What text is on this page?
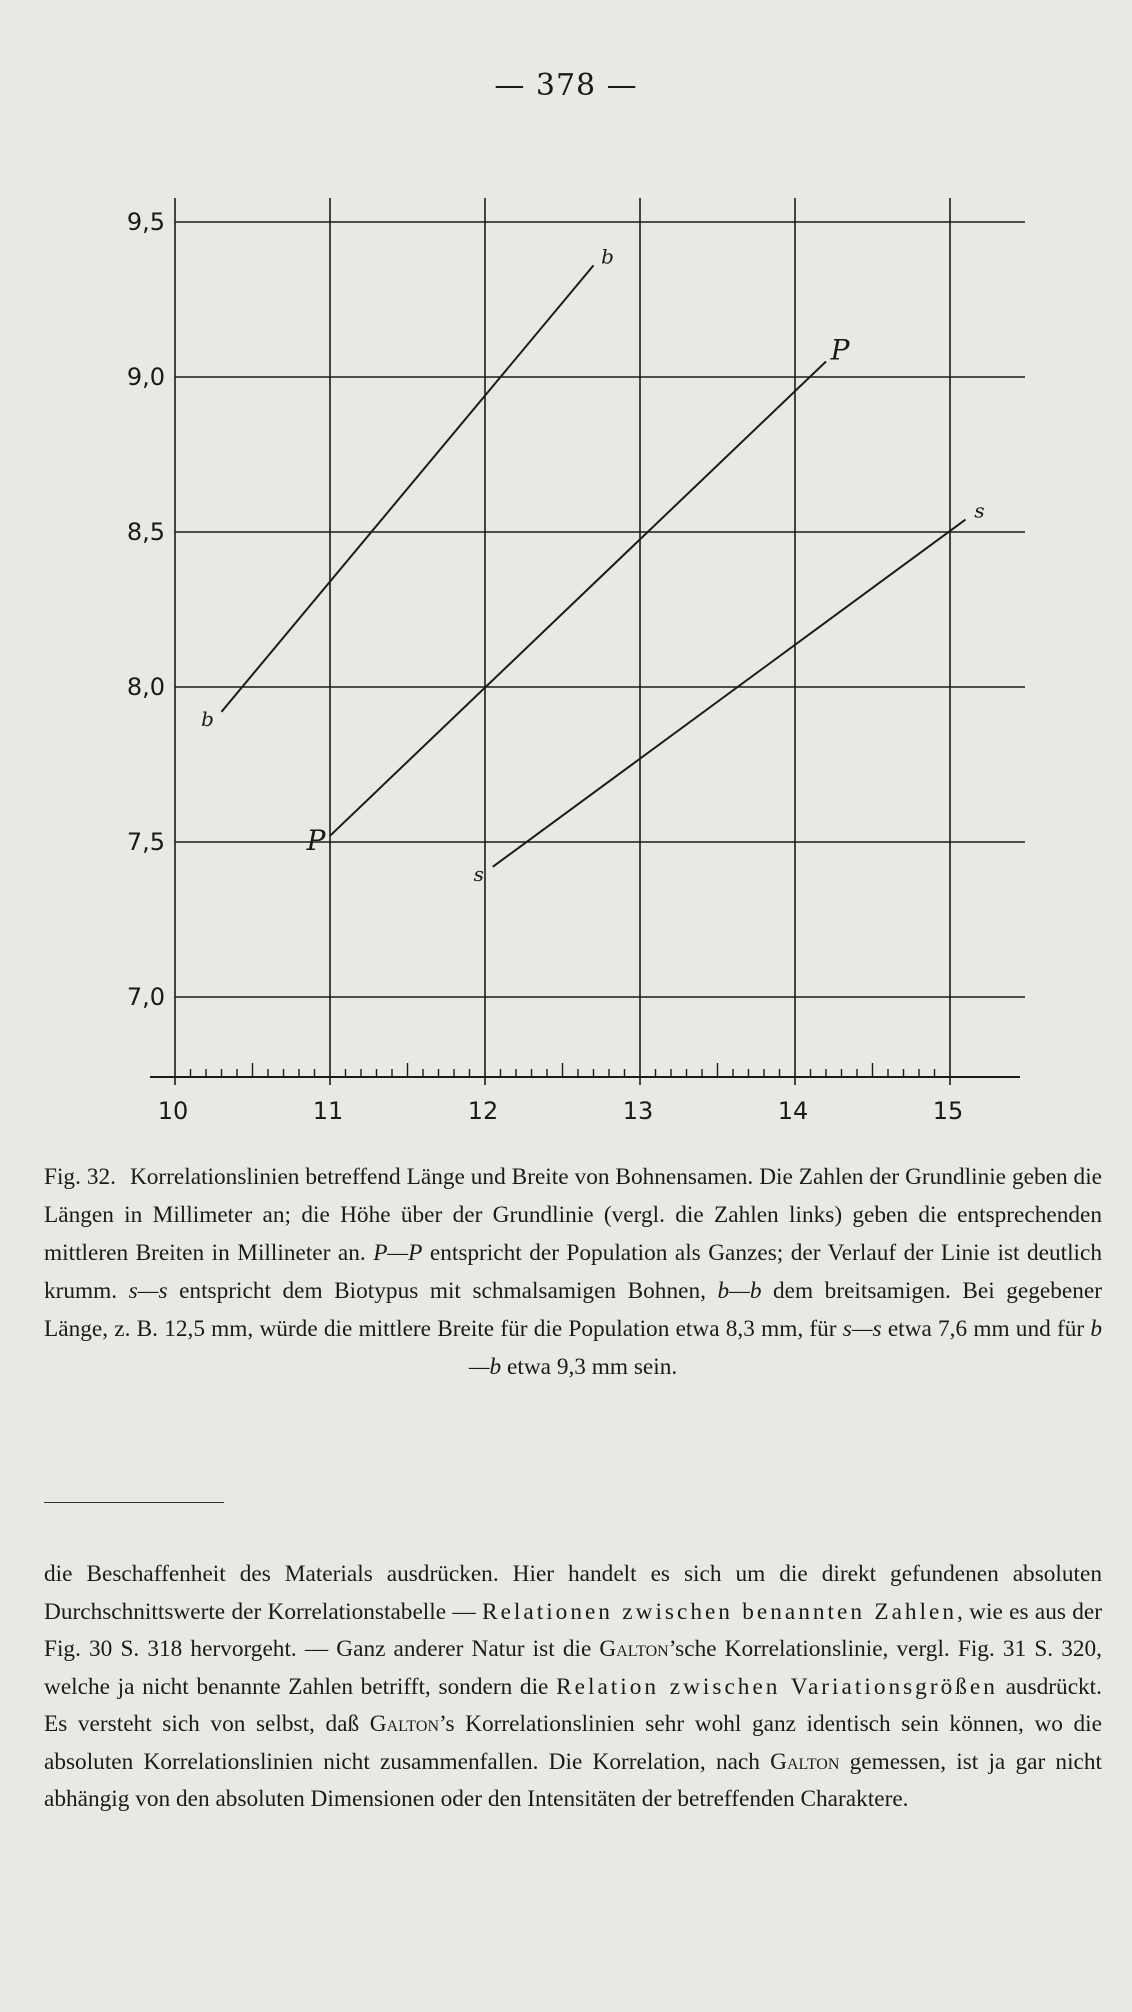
— 378 —
10	11	12	13	14	15
9,5
9,0
8,5
8,0
7,5
7,0
b
b
P
P
s
s
Fig. 32. Korrelationslinien betreffend Länge und Breite von Bohnensamen. Die Zahlen der Grundlinie geben die Längen in Millimeter an; die Höhe über der Grundlinie (vergl. die Zahlen links) geben die entsprechenden mittleren Breiten in Millineter an. P—P entspricht der Population als Ganzes; der Verlauf der Linie ist deutlich krumm. s—s entspricht dem Biotypus mit schmalsamigen Bohnen, b—b dem breitsamigen. Bei gegebener Länge, z. B. 12,5 mm, würde die mittlere Breite für die Population etwa 8,3 mm, für s—s etwa 7,6 mm und für b—b etwa 9,3 mm sein.
die Beschaffenheit des Materials ausdrücken. Hier handelt es sich um die direkt gefundenen absoluten Durchschnittswerte der Korrelationstabelle — Relationen zwischen benannten Zahlen, wie es aus der Fig. 30 S. 318 hervorgeht. — Ganz anderer Natur ist die Galton’sche Korrelationslinie, vergl. Fig. 31 S. 320, welche ja nicht benannte Zahlen betrifft, sondern die Relation zwischen Variationsgrößen ausdrückt. Es versteht sich von selbst, daß Galton’s Korrelationslinien sehr wohl ganz identisch sein können, wo die absoluten Korrelationslinien nicht zusammenfallen. Die Korrelation, nach Galton gemessen, ist ja gar nicht abhängig von den absoluten Dimensionen oder den Intensitäten der betreffenden Charaktere.
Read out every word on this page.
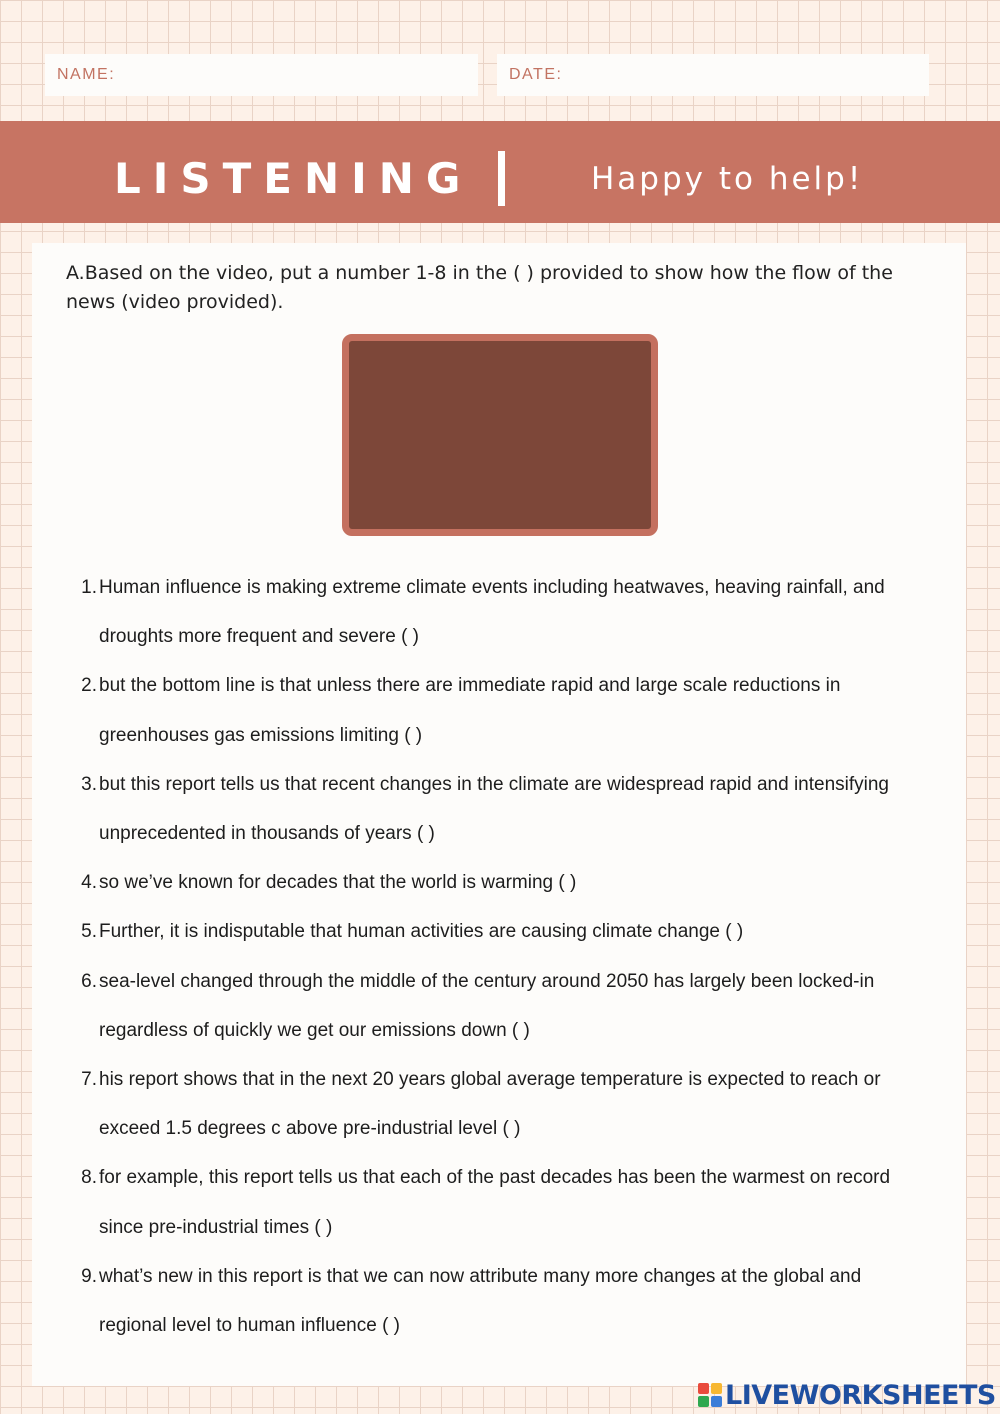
NAME:	DATE:
LISTENING	Happy to help!

A.Based on the video, put a number 1-8 in the ( ) provided to show how the flow of the news (video provided).

1. Human influence is making extreme climate events including heatwaves, heaving rainfall, and
droughts more frequent and severe ( )
2. but the bottom line is that unless there are immediate rapid and large scale reductions in
greenhouses gas emissions limiting ( )
3. but this report tells us that recent changes in the climate are widespread rapid and intensifying
unprecedented in thousands of years ( )
4. so we’ve known for decades that the world is warming ( )
5. Further, it is indisputable that human activities are causing climate change ( )
6. sea-level changed through the middle of the century around 2050 has largely been locked-in
regardless of quickly we get our emissions down ( )
7. his report shows that in the next 20 years global average temperature is expected to reach or
exceed 1.5 degrees c above pre-industrial level ( )
8. for example, this report tells us that each of the past decades has been the warmest on record
since pre-industrial times ( )
9. what’s new in this report is that we can now attribute many more changes at the global and
regional level to human influence ( )
LIVEWORKSHEETS
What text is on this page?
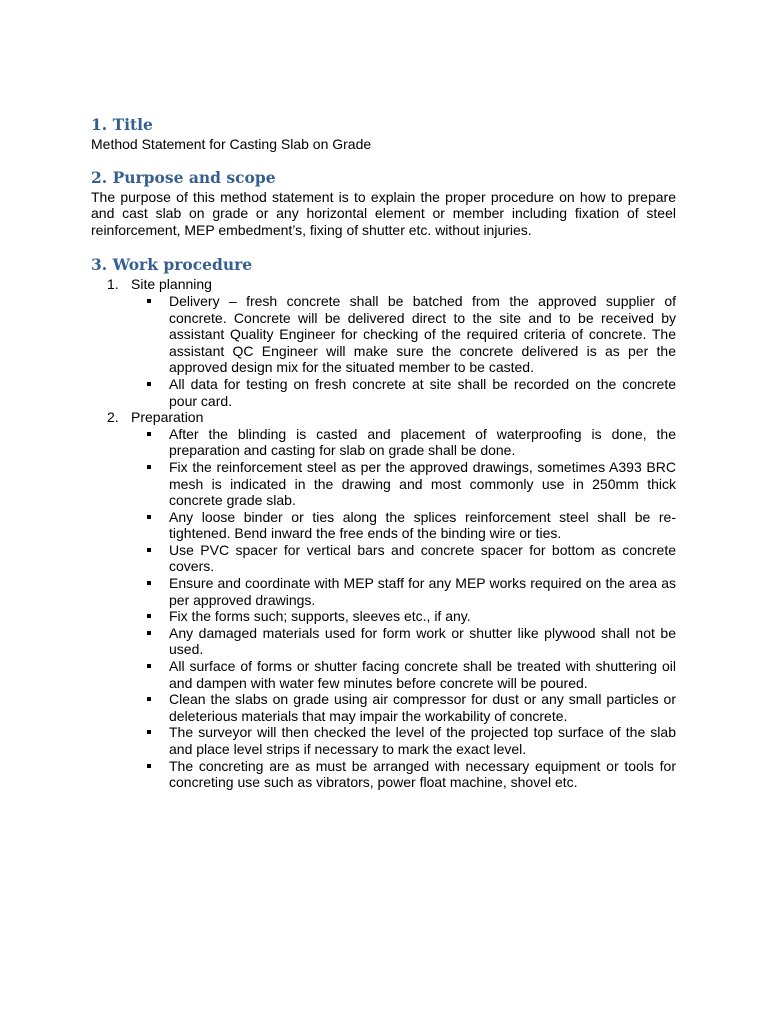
1. Title

Method Statement for Casting Slab on Grade

2. Purpose and scope

The purpose of this method statement is to explain the proper procedure on how to prepare and cast slab on grade or any horizontal element or member including fixation of steel reinforcement, MEP embedment’s, fixing of shutter etc. without injuries.

3. Work procedure
1. Site planning
Delivery – fresh concrete shall be batched from the approved supplier of concrete. Concrete will be delivered direct to the site and to be received by assistant Quality Engineer for checking of the required criteria of concrete. The assistant QC Engineer will make sure the concrete delivered is as per the approved design mix for the situated member to be casted.
All data for testing on fresh concrete at site shall be recorded on the concrete pour card.
2. Preparation
After the blinding is casted and placement of waterproofing is done, the preparation and casting for slab on grade shall be done.
Fix the reinforcement steel as per the approved drawings, sometimes A393 BRC mesh is indicated in the drawing and most commonly use in 250mm thick concrete grade slab.
Any loose binder or ties along the splices reinforcement steel shall be re-tightened. Bend inward the free ends of the binding wire or ties.
Use PVC spacer for vertical bars and concrete spacer for bottom as concrete covers.
Ensure and coordinate with MEP staff for any MEP works required on the area as per approved drawings.
Fix the forms such; supports, sleeves etc., if any.
Any damaged materials used for form work or shutter like plywood shall not be used.
All surface of forms or shutter facing concrete shall be treated with shuttering oil and dampen with water few minutes before concrete will be poured.
Clean the slabs on grade using air compressor for dust or any small particles or deleterious materials that may impair the workability of concrete.
The surveyor will then checked the level of the projected top surface of the slab and place level strips if necessary to mark the exact level.
The concreting are as must be arranged with necessary equipment or tools for concreting use such as vibrators, power float machine, shovel etc.
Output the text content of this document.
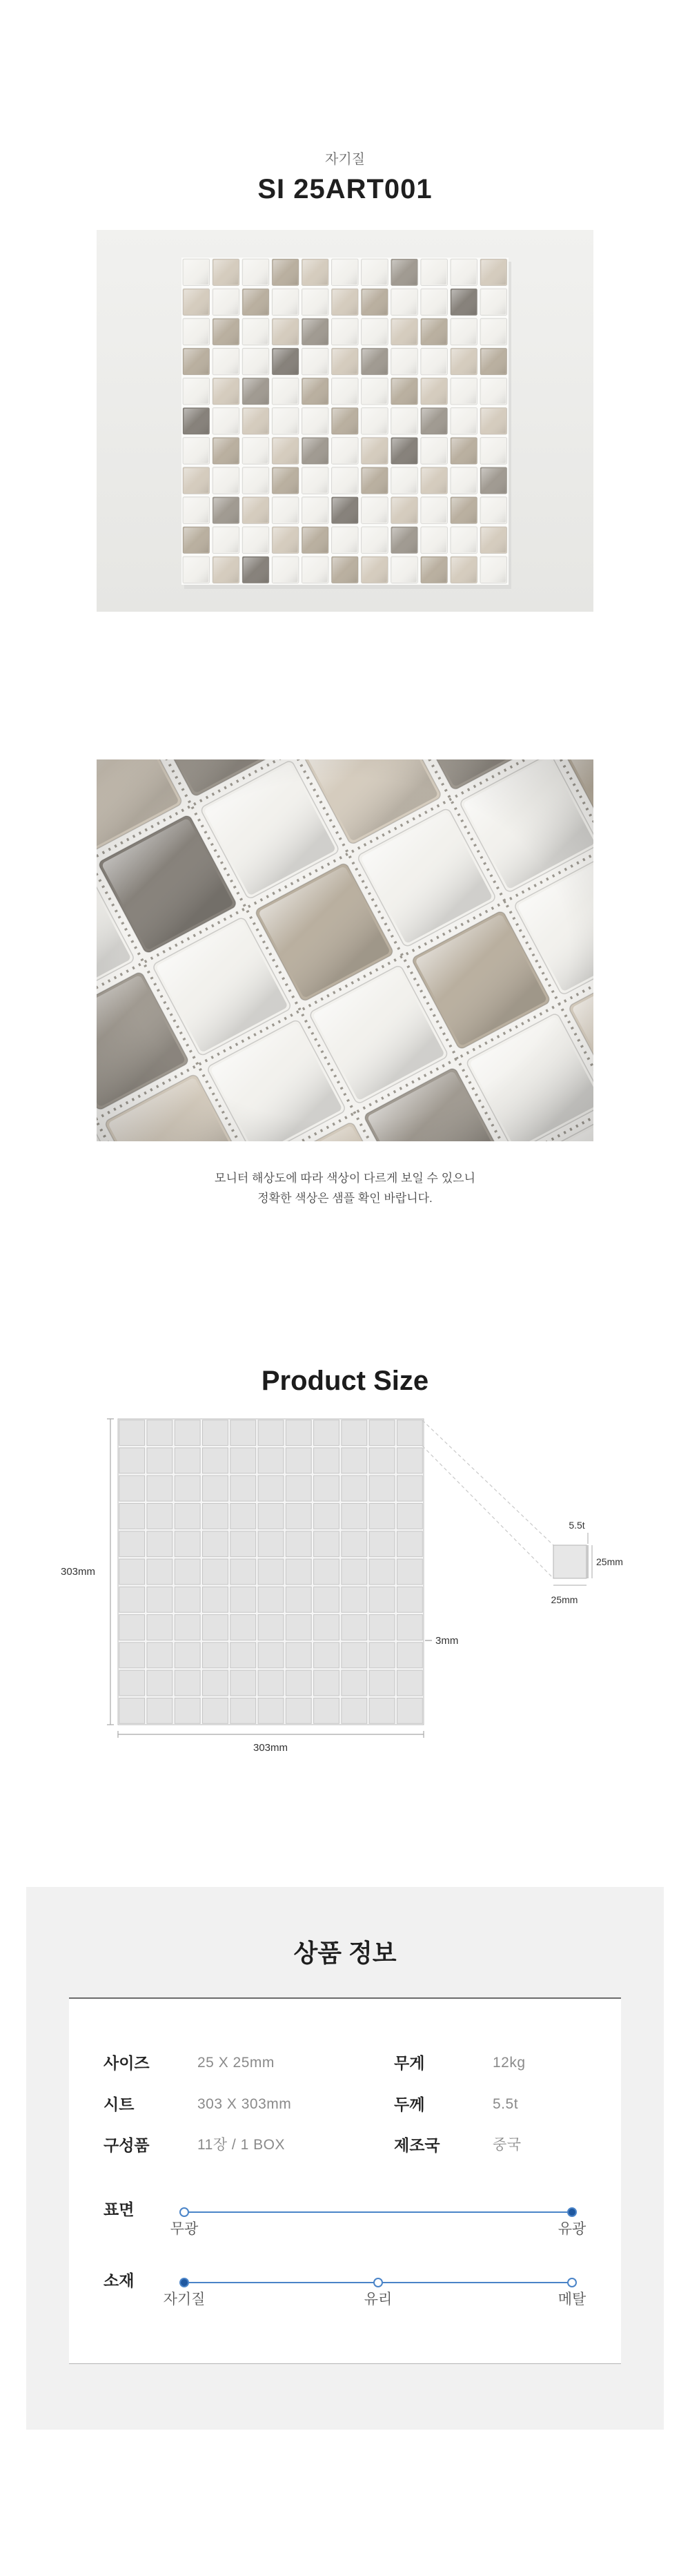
자기질
SI 25ART001
모니터 해상도에 따라 색상이 다르게 보일 수 있으니
정확한 색상은 샘플 확인 바랍니다.
Product Size
303mm
303mm
3mm
5.5t
25mm
25mm
상품 정보
사이즈	25 X 25mm	무게	12kg
시트	303 X 303mm	두께	5.5t
구성품	11장 / 1 BOX	제조국	중국
표면
무광	유광
소재
자기질	유리	메탈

—————

Exercise instructions:
Of the lines above, copy each that contains "more".

Correct output:
droughts more frequent and severe ( )
9. what’s new in this report is that we can now attribute many more changes at the global and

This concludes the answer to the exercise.